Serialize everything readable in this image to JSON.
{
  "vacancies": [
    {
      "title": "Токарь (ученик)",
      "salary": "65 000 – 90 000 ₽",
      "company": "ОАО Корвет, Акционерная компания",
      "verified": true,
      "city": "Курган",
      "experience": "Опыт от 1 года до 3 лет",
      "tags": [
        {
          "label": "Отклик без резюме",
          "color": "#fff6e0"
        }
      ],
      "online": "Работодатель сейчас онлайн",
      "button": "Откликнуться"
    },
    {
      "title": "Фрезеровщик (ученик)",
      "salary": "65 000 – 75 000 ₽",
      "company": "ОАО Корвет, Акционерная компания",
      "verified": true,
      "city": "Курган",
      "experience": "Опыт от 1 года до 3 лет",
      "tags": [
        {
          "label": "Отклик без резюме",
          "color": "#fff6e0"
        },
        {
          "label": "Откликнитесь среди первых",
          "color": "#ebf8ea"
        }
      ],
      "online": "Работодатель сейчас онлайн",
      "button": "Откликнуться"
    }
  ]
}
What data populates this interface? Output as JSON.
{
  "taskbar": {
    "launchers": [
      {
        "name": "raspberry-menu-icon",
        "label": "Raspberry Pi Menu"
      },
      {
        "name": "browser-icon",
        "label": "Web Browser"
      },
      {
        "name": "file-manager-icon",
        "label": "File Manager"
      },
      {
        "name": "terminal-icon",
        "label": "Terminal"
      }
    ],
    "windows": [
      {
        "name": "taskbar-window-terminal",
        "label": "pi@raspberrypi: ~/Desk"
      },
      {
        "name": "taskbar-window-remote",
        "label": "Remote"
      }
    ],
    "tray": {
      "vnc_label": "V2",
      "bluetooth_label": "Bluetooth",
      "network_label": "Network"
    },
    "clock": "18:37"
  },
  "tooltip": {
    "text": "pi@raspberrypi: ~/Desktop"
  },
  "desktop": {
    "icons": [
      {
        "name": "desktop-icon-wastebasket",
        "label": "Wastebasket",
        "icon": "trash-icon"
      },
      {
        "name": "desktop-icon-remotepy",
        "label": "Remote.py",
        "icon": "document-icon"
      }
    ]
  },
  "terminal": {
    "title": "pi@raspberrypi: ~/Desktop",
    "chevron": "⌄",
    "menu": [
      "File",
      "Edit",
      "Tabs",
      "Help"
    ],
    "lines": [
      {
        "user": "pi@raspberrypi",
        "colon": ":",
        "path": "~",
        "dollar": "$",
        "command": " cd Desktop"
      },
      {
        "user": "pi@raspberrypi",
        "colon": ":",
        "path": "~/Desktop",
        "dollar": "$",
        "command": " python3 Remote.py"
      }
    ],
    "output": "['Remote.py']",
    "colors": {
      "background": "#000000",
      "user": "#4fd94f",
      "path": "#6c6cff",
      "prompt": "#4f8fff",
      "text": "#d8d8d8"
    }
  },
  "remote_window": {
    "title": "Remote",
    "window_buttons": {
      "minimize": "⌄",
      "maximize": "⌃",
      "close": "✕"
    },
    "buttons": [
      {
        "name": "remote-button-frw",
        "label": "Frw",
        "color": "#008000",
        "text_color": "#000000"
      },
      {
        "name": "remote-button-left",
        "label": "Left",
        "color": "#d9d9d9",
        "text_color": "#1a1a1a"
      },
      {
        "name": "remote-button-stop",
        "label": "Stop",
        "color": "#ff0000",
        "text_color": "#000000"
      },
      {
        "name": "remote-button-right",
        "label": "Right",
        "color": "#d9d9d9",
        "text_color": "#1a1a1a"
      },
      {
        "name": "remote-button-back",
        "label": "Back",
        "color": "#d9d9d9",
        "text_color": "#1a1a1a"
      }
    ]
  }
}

= Work to do =
Every line above should be printed again exactly as it stands.

= Output for this exercise =
Serialize everything readable in this image to JSON.
{
  "vacancies": [
    {
      "title": "Токарь (ученик)",
      "salary": "65 000 – 90 000 ₽",
      "company": "ОАО Корвет, Акционерная компания",
      "verified": true,
      "city": "Курган",
      "experience": "Опыт от 1 года до 3 лет",
      "tags": [
        {
          "label": "Отклик без резюме",
          "color": "#fff6e0"
        }
      ],
      "online": "Работодатель сейчас онлайн",
      "button": "Откликнуться"
    },
    {
      "title": "Фрезеровщик (ученик)",
      "salary": "65 000 – 75 000 ₽",
      "company": "ОАО Корвет, Акционерная компания",
      "verified": true,
      "city": "Курган",
      "experience": "Опыт от 1 года до 3 лет",
      "tags": [
        {
          "label": "Отклик без резюме",
          "color": "#fff6e0"
        },
        {
          "label": "Откликнитесь среди первых",
          "color": "#ebf8ea"
        }
      ],
      "online": "Работодатель сейчас онлайн",
      "button": "Откликнуться"
    }
  ]
}
What data populates this interface? Output as JSON.
{
  "taskbar": {
    "launchers": [
      {
        "name": "raspberry-menu-icon",
        "label": "Raspberry Pi Menu"
      },
      {
        "name": "browser-icon",
        "label": "Web Browser"
      },
      {
        "name": "file-manager-icon",
        "label": "File Manager"
      },
      {
        "name": "terminal-icon",
        "label": "Terminal"
      }
    ],
    "windows": [
      {
        "name": "taskbar-window-terminal",
        "label": "pi@raspberrypi: ~/Desk"
      },
      {
        "name": "taskbar-window-remote",
        "label": "Remote"
      }
    ],
    "tray": {
      "vnc_label": "V2",
      "bluetooth_label": "Bluetooth",
      "network_label": "Network"
    },
    "clock": "18:37"
  },
  "tooltip": {
    "text": "pi@raspberrypi: ~/Desktop"
  },
  "desktop": {
    "icons": [
      {
        "name": "desktop-icon-wastebasket",
        "label": "Wastebasket",
        "icon": "trash-icon"
      },
      {
        "name": "desktop-icon-remotepy",
        "label": "Remote.py",
        "icon": "document-icon"
      }
    ]
  },
  "terminal": {
    "title": "pi@raspberrypi: ~/Desktop",
    "chevron": "⌄",
    "menu": [
      "File",
      "Edit",
      "Tabs",
      "Help"
    ],
    "lines": [
      {
        "user": "pi@raspberrypi",
        "colon": ":",
        "path": "~",
        "dollar": "$",
        "command": " cd Desktop"
      },
      {
        "user": "pi@raspberrypi",
        "colon": ":",
        "path": "~/Desktop",
        "dollar": "$",
        "command": " python3 Remote.py"
      }
    ],
    "output": "['Remote.py']",
    "colors": {
      "background": "#000000",
      "user": "#4fd94f",
      "path": "#6c6cff",
      "prompt": "#4f8fff",
      "text": "#d8d8d8"
    }
  },
  "remote_window": {
    "title": "Remote",
    "window_buttons": {
      "minimize": "⌄",
      "maximize": "⌃",
      "close": "✕"
    },
    "buttons": [
      {
        "name": "remote-button-frw",
        "label": "Frw",
        "color": "#008000",
        "text_color": "#000000"
      },
      {
        "name": "remote-button-left",
        "label": "Left",
        "color": "#d9d9d9",
        "text_color": "#1a1a1a"
      },
      {
        "name": "remote-button-stop",
        "label": "Stop",
        "color": "#ff0000",
        "text_color": "#000000"
      },
      {
        "name": "remote-button-right",
        "label": "Right",
        "color": "#d9d9d9",
        "text_color": "#1a1a1a"
      },
      {
        "name": "remote-button-back",
        "label": "Back",
        "color": "#d9d9d9",
        "text_color": "#1a1a1a"
      }
    ]
  }
}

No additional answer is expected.